Records about charts and figures:
-.-.-
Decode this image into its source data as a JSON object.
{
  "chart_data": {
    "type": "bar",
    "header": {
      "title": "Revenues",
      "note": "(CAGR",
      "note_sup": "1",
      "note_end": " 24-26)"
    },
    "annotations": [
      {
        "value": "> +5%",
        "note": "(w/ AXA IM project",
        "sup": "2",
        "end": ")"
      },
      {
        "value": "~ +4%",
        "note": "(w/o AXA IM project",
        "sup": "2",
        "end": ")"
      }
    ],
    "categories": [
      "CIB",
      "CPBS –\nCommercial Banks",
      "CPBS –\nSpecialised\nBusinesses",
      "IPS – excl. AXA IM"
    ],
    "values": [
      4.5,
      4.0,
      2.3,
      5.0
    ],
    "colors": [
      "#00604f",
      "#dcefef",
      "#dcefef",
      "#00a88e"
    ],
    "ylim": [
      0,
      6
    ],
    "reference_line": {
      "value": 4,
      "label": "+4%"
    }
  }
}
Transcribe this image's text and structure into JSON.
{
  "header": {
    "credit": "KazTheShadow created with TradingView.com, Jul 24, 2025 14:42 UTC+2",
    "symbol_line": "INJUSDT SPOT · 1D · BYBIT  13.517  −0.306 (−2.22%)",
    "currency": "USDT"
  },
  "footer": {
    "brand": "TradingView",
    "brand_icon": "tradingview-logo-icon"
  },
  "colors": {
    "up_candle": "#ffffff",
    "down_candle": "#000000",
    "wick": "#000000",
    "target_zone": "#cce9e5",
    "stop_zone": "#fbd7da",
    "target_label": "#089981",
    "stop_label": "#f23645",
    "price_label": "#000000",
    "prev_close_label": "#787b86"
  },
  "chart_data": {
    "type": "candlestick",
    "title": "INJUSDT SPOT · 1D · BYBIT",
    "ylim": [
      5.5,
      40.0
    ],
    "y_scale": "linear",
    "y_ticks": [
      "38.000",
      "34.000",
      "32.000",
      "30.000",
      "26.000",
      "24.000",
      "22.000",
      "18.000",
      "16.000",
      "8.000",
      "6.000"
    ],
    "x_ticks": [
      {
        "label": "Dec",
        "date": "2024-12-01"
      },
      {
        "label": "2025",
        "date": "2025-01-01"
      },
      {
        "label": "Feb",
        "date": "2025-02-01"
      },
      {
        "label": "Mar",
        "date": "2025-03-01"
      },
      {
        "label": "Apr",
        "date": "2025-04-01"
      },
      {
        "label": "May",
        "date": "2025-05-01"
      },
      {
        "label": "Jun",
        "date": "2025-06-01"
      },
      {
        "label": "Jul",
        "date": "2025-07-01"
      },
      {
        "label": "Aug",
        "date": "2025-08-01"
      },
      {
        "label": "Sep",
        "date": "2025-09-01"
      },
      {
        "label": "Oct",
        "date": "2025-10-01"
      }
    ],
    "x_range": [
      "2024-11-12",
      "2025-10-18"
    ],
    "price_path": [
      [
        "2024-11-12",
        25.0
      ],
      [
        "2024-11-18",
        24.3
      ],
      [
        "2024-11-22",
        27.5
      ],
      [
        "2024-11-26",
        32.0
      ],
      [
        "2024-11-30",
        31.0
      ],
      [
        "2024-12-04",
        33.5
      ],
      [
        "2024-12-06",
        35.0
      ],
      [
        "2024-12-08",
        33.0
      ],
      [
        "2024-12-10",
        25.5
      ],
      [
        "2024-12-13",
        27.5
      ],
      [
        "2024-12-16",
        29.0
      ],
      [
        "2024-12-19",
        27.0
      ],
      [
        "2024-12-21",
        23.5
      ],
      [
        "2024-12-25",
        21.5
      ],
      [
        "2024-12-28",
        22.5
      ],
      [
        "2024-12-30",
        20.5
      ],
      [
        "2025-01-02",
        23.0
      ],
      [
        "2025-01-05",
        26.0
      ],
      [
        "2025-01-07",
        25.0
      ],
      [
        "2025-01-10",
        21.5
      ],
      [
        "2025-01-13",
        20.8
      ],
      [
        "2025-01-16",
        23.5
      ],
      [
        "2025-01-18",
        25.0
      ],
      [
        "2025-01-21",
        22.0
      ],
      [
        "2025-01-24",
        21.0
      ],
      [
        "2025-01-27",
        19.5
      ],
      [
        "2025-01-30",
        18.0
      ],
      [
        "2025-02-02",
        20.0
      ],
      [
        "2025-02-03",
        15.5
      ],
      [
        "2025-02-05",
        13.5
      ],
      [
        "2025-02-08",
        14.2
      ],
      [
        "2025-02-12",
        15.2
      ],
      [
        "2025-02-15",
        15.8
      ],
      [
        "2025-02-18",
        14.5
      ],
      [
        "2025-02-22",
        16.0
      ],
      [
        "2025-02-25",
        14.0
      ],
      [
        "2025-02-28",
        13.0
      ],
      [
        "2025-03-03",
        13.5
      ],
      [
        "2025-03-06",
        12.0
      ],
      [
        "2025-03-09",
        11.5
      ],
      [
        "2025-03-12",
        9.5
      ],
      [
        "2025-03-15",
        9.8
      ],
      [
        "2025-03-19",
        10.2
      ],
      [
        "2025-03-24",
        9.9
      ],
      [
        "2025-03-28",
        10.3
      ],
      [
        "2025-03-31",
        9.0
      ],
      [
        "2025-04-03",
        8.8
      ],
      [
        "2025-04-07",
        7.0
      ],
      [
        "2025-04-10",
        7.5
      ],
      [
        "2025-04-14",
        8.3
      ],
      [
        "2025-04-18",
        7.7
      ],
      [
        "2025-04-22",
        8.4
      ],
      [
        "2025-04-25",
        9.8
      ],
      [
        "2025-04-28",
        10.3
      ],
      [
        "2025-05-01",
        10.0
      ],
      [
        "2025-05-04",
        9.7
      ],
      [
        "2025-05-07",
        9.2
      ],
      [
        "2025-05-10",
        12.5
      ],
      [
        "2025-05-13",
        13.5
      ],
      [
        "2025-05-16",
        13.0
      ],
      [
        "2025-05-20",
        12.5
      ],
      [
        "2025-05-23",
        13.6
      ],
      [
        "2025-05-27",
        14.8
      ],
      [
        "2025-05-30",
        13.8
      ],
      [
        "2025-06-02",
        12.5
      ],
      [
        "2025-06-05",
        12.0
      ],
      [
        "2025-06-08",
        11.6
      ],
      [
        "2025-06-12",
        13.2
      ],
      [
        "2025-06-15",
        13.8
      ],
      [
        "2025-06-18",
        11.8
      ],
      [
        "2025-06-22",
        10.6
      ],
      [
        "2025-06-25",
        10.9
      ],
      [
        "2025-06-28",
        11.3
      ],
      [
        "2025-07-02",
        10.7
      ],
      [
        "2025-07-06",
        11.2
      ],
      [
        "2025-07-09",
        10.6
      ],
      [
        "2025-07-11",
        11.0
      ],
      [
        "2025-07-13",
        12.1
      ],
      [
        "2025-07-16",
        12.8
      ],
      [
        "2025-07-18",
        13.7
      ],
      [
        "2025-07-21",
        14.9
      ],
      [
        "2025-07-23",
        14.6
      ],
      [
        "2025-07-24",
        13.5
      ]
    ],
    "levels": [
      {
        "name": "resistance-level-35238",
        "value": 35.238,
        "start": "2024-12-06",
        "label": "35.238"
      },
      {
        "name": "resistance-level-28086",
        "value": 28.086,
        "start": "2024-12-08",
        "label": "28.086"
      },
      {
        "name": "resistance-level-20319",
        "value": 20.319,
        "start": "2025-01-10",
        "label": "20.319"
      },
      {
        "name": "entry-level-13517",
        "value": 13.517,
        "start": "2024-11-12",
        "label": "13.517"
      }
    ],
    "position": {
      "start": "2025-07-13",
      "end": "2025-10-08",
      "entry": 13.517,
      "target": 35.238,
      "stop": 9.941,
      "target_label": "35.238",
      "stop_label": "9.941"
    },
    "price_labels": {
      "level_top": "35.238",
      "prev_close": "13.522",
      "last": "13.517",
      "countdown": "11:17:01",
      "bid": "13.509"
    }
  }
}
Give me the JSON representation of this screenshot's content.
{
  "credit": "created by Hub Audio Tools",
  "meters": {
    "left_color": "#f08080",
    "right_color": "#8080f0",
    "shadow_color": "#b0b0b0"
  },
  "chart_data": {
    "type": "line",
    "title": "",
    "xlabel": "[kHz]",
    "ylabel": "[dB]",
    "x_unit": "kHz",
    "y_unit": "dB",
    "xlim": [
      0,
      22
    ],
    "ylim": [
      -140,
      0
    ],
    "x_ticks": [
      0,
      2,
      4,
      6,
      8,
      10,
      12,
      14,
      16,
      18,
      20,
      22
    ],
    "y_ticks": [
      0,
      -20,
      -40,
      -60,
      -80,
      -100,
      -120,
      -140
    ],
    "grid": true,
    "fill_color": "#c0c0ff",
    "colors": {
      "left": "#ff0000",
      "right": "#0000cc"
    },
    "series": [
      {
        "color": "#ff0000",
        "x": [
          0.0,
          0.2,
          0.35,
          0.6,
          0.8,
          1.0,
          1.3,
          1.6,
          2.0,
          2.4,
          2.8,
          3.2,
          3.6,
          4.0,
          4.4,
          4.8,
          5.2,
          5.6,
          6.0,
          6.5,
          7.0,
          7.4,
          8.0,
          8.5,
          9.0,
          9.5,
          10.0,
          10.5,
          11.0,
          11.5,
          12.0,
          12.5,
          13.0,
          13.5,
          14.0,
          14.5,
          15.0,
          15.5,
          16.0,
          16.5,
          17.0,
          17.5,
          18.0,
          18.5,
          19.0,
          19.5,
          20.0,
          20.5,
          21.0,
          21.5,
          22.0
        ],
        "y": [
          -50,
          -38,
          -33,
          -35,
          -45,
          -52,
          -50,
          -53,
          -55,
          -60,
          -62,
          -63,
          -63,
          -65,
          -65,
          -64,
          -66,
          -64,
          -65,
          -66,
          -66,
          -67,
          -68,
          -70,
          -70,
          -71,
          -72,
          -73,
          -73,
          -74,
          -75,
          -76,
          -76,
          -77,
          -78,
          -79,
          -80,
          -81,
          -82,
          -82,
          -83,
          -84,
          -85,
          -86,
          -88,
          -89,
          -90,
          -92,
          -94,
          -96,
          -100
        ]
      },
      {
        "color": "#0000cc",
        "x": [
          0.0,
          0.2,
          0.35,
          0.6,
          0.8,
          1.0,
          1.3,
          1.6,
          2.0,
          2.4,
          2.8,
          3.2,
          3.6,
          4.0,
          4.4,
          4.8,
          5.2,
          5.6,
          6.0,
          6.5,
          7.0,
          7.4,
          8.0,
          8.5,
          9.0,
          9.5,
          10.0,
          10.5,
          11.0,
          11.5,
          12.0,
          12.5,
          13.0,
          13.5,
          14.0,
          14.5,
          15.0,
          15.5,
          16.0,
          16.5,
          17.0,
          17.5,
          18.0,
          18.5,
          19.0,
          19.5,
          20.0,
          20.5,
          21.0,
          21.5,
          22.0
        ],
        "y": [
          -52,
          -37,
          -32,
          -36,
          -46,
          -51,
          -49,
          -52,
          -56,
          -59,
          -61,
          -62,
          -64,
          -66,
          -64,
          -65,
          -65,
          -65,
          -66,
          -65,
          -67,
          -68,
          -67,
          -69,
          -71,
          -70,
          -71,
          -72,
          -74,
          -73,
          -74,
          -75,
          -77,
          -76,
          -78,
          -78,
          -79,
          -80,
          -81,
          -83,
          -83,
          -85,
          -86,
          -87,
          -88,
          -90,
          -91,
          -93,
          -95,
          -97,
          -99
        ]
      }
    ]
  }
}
-.-.-
Stated goal:
Where a line holds "JSON", copy that line.

Reply:
Decode this image into its source data as a JSON object.
Transcribe this image's text and structure into JSON.
Give me the JSON representation of this screenshot's content.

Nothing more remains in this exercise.